======== Material provided ========

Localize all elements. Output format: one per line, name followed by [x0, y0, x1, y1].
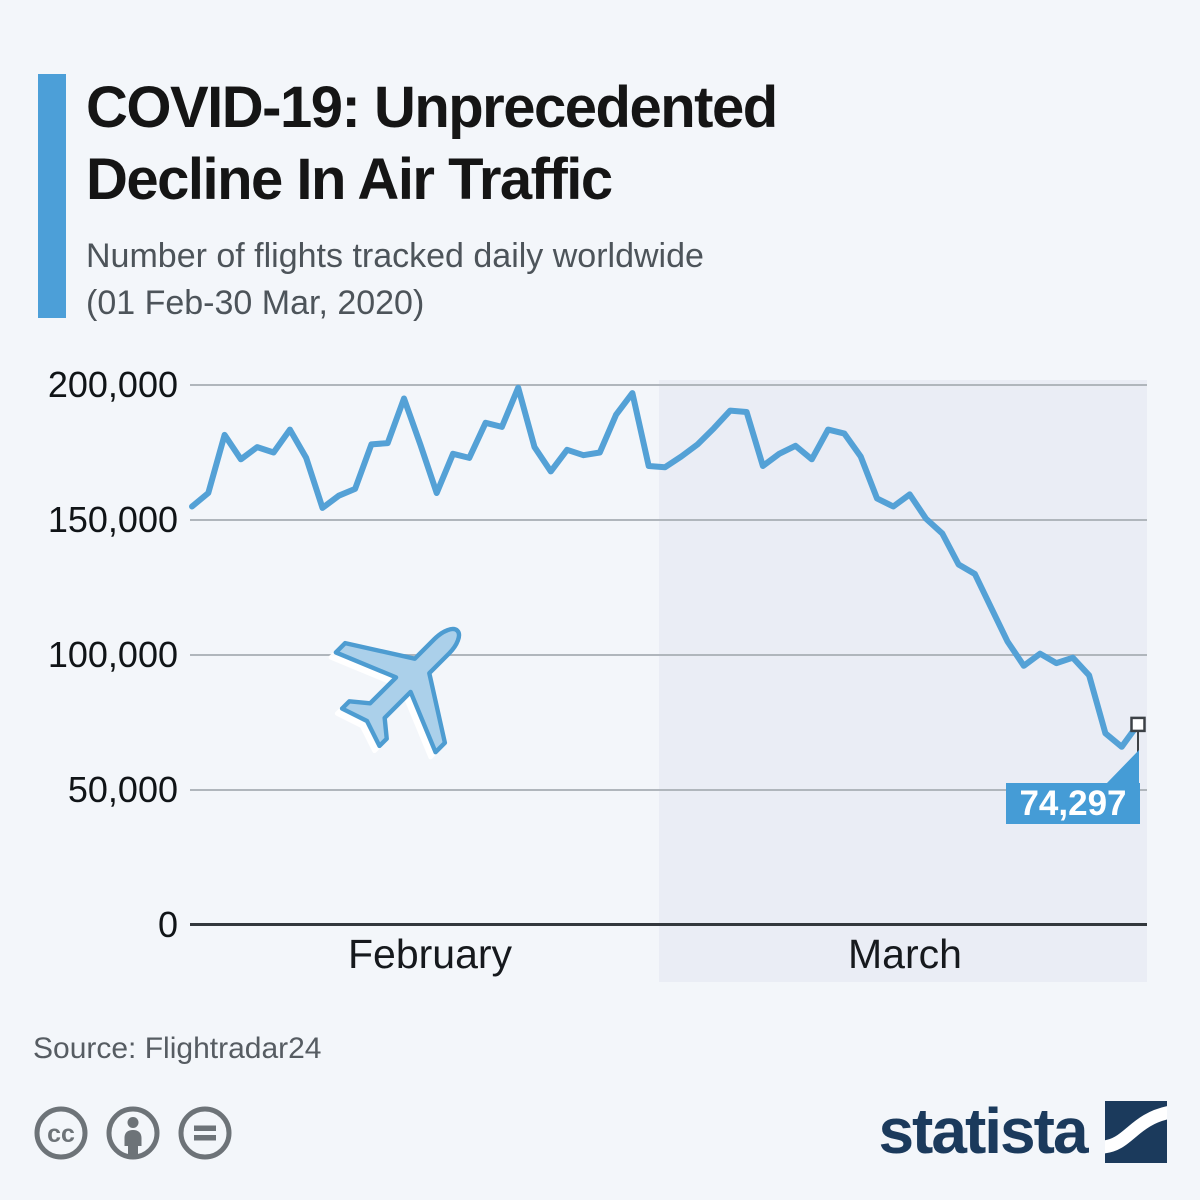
- source-note: Source: Flightradar24: [33, 1032, 322, 1065]
- title-accent-bar: [38, 74, 66, 318]
- x-axis-label-march: March: [848, 931, 962, 977]
- y-tick-label-150000: 150,000: [47, 499, 178, 540]
- subtitle-line-1: Number of flights tracked daily worldwid…: [86, 237, 704, 275]
- statista-logo-mark-icon: [1105, 1101, 1167, 1163]
- page-subtitle: Number of flights tracked daily worldwid…: [86, 233, 1166, 327]
- y-tick-label-200000: 200,000: [47, 364, 178, 405]
- svg-text:cc: cc: [47, 1120, 75, 1148]
- airplane-icon: [333, 626, 462, 755]
- airplane-watermark: [290, 563, 525, 803]
- subtitle-line-2: (01 Feb-30 Mar, 2020): [86, 284, 425, 322]
- x-axis-label-february: February: [347, 931, 513, 977]
- cc-icon: cc: [34, 1106, 88, 1160]
- gridline-150000: [190, 519, 1147, 521]
- y-tick-label-0: 0: [157, 904, 178, 945]
- gridline-50000: [190, 789, 1147, 791]
- equals-icon: [178, 1106, 232, 1160]
- title-line-1: COVID-19: Unprecedented: [86, 75, 778, 140]
- x-axis-line: [190, 923, 1147, 926]
- y-tick-label-100000: 100,000: [47, 634, 178, 675]
- title-line-2: Decline In Air Traffic: [86, 147, 613, 212]
- march-highlight-band: [659, 380, 1147, 982]
- license-icons: cc: [33, 1105, 233, 1161]
- page-title: COVID-19: Unprecedented Decline In Air T…: [86, 72, 1166, 216]
- gridline-200000: [190, 384, 1147, 386]
- statista-logo-text: statista: [878, 1095, 1088, 1167]
- cc-by-person-icon: [106, 1106, 160, 1160]
- endpoint-value-label: 74,297: [1006, 783, 1140, 824]
- statista-logo: statista: [0, 1096, 1167, 1166]
- y-tick-label-50000: 50,000: [67, 769, 178, 810]
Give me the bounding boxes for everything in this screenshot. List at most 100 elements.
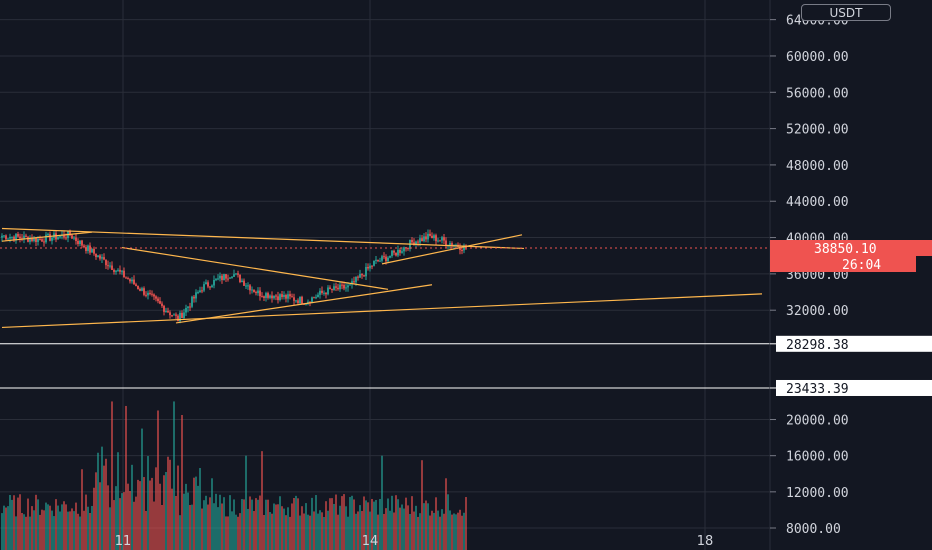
level-price-tag: [776, 379, 932, 396]
candle-body: [189, 306, 191, 308]
candle-body: [117, 269, 119, 271]
candle-body: [353, 281, 355, 283]
candle-body: [231, 276, 233, 278]
candle-body: [323, 292, 325, 294]
volume-bar: [345, 506, 347, 550]
currency-unit-badge[interactable]: USDT: [801, 4, 891, 21]
volume-bar: [301, 506, 303, 550]
candle-body: [295, 300, 297, 302]
candle-body: [105, 259, 107, 266]
candle-body: [269, 295, 271, 298]
trendline[interactable]: [1, 227, 525, 250]
volume-bar: [459, 509, 461, 550]
volume-bar: [77, 513, 79, 550]
candle-body: [281, 294, 283, 297]
volume-bar: [207, 504, 209, 550]
trendline[interactable]: [175, 284, 433, 324]
candle-body: [277, 296, 279, 300]
candle-body: [195, 292, 197, 299]
candle-body: [267, 293, 269, 298]
volume-bar: [153, 501, 155, 550]
volume-bar: [43, 510, 45, 550]
volume-bar: [321, 512, 323, 550]
candle-body: [95, 253, 97, 258]
volume-bar: [241, 499, 243, 550]
candle-body: [255, 292, 257, 294]
volume-bar: [455, 514, 457, 550]
volume-bar: [357, 511, 359, 550]
volume-bar: [421, 460, 423, 550]
volume-bar: [17, 497, 19, 550]
candle-body: [107, 265, 109, 267]
volume-bar: [265, 499, 267, 550]
candle-body: [23, 235, 25, 240]
horizontal-levels[interactable]: [0, 343, 770, 389]
candle-body: [81, 240, 83, 246]
candle-body: [341, 284, 343, 286]
volume-bar: [231, 511, 233, 550]
volume-bar: [353, 499, 355, 550]
volume-tick-label: 8000.00: [786, 522, 841, 537]
volume-bar: [337, 514, 339, 550]
volume-bar: [449, 510, 451, 550]
volume-bar: [219, 494, 221, 550]
volume-bar: [119, 498, 121, 550]
volume-bar: [27, 498, 29, 550]
candle-body: [123, 270, 125, 278]
candle-body: [29, 238, 31, 242]
candle-body: [401, 251, 403, 253]
volume-tick-label: 16000.00: [786, 450, 849, 465]
volume-bar: [223, 497, 225, 550]
volume-bar: [99, 482, 101, 550]
volume-bar: [253, 511, 255, 550]
candle-body: [45, 234, 47, 243]
candle-body: [187, 306, 189, 308]
volume-bar: [243, 499, 245, 550]
volume-bar: [197, 485, 199, 550]
candle-body: [239, 274, 241, 283]
candle-body: [463, 245, 465, 251]
volume-bar: [47, 504, 49, 550]
candle-body: [217, 278, 219, 280]
candle-body: [137, 285, 139, 290]
candle-body: [357, 276, 359, 278]
candle-body: [181, 312, 183, 319]
time-axis[interactable]: 11 14 18: [115, 534, 714, 549]
trendline[interactable]: [121, 246, 389, 290]
volume-bar: [31, 506, 33, 550]
candle-body: [395, 252, 397, 256]
price-axis[interactable]: 64000.0060000.0056000.0052000.0048000.00…: [769, 0, 932, 550]
volume-bar: [49, 505, 51, 550]
candle-body: [389, 255, 391, 258]
volume-bar: [427, 503, 429, 550]
candle-body: [331, 289, 333, 291]
current-price-label: 38850.10: [814, 242, 877, 257]
trendline[interactable]: [1, 231, 93, 242]
volume-bar: [141, 428, 143, 550]
candle-body: [283, 295, 285, 297]
volume-bar: [185, 483, 187, 550]
candle-body: [211, 285, 213, 288]
volume-bar: [371, 498, 373, 550]
candle-body: [63, 234, 65, 238]
volume-bar: [121, 493, 123, 550]
candle-body: [355, 276, 357, 283]
volume-bar: [405, 497, 407, 550]
candle-body: [133, 279, 135, 285]
candle-body: [423, 236, 425, 242]
candle-body: [193, 296, 195, 299]
trendlines[interactable]: [1, 227, 763, 329]
candle-body: [209, 286, 211, 288]
candle-body: [325, 292, 327, 295]
level-price-tag-label: 23433.39: [786, 382, 849, 397]
candle-body: [151, 293, 153, 295]
volume-bar: [229, 495, 231, 550]
trendline[interactable]: [1, 293, 763, 329]
candle-body: [73, 237, 75, 239]
volume-bar: [19, 494, 21, 550]
volume-bar: [57, 505, 59, 550]
price-tick-label: 32000.00: [786, 304, 849, 319]
volume-bar: [103, 465, 105, 550]
trendline[interactable]: [381, 234, 523, 265]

========

:: Stated problem ::
Show every line of the rows above that contains the word "Unprecedented", copying each line in full.

:: Answer to the exercise ::
- title-line-1: COVID-19: Unprecedented: [86, 75, 778, 140]
- page-title: COVID-19: Unprecedented Decline In Air T…: [86, 72, 1166, 216]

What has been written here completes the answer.